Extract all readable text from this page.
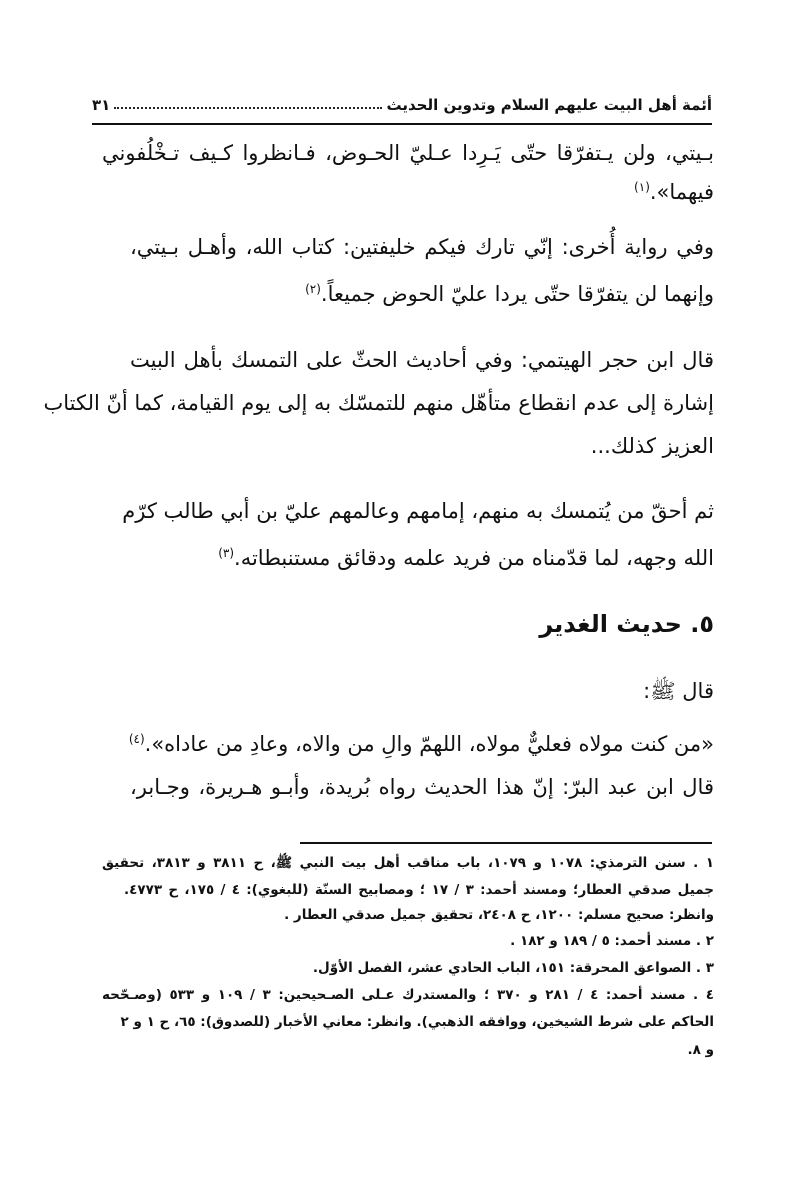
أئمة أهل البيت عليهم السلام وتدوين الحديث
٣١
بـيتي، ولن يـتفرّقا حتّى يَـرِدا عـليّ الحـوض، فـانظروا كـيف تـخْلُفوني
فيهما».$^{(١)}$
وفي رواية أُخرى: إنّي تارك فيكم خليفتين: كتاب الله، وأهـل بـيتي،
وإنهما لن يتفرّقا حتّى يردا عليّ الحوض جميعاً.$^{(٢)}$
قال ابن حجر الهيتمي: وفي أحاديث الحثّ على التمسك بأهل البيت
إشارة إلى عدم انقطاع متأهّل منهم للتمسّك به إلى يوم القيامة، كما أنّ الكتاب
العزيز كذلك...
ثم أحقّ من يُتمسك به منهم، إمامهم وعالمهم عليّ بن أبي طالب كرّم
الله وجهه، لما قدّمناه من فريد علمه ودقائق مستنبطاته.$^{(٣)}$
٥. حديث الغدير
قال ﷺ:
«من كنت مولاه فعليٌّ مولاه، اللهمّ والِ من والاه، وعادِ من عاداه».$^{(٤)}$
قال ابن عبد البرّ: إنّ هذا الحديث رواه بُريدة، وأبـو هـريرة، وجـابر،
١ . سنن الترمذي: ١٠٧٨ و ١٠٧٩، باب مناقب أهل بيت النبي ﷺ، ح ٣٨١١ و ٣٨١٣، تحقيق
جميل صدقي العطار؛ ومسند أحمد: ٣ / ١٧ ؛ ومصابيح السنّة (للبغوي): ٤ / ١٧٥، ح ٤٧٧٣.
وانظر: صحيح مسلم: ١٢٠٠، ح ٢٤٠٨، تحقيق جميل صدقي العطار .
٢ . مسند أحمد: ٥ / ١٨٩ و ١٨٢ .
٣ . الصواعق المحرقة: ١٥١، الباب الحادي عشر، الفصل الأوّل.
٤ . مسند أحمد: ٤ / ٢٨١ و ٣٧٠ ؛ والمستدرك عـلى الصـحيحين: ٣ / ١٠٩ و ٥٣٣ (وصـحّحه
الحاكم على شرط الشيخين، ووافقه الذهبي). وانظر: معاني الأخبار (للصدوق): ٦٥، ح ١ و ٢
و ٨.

# [REQUIREMENTS]
Leave the pictures out and write out every entry exactly as given.

# [SOLUTION]
Extract all readable text from this page.
أئمة أهل البيت عليهم السلام وتدوين الحديث
٣١
بـيتي، ولن يـتفرّقا حتّى يَـرِدا عـليّ الحـوض، فـانظروا كـيف تـخْلُفوني
فيهما».$^{(١)}$
وفي رواية أُخرى: إنّي تارك فيكم خليفتين: كتاب الله، وأهـل بـيتي،
وإنهما لن يتفرّقا حتّى يردا عليّ الحوض جميعاً.$^{(٢)}$
قال ابن حجر الهيتمي: وفي أحاديث الحثّ على التمسك بأهل البيت
إشارة إلى عدم انقطاع متأهّل منهم للتمسّك به إلى يوم القيامة، كما أنّ الكتاب
العزيز كذلك...
ثم أحقّ من يُتمسك به منهم، إمامهم وعالمهم عليّ بن أبي طالب كرّم
الله وجهه، لما قدّمناه من فريد علمه ودقائق مستنبطاته.$^{(٣)}$
٥. حديث الغدير
قال ﷺ:
«من كنت مولاه فعليٌّ مولاه، اللهمّ والِ من والاه، وعادِ من عاداه».$^{(٤)}$
قال ابن عبد البرّ: إنّ هذا الحديث رواه بُريدة، وأبـو هـريرة، وجـابر،
١ . سنن الترمذي: ١٠٧٨ و ١٠٧٩، باب مناقب أهل بيت النبي ﷺ، ح ٣٨١١ و ٣٨١٣، تحقيق
جميل صدقي العطار؛ ومسند أحمد: ٣ / ١٧ ؛ ومصابيح السنّة (للبغوي): ٤ / ١٧٥، ح ٤٧٧٣.
وانظر: صحيح مسلم: ١٢٠٠، ح ٢٤٠٨، تحقيق جميل صدقي العطار .
٢ . مسند أحمد: ٥ / ١٨٩ و ١٨٢ .
٣ . الصواعق المحرقة: ١٥١، الباب الحادي عشر، الفصل الأوّل.
٤ . مسند أحمد: ٤ / ٢٨١ و ٣٧٠ ؛ والمستدرك عـلى الصـحيحين: ٣ / ١٠٩ و ٥٣٣ (وصـحّحه
الحاكم على شرط الشيخين، ووافقه الذهبي). وانظر: معاني الأخبار (للصدوق): ٦٥، ح ١ و ٢
و ٨.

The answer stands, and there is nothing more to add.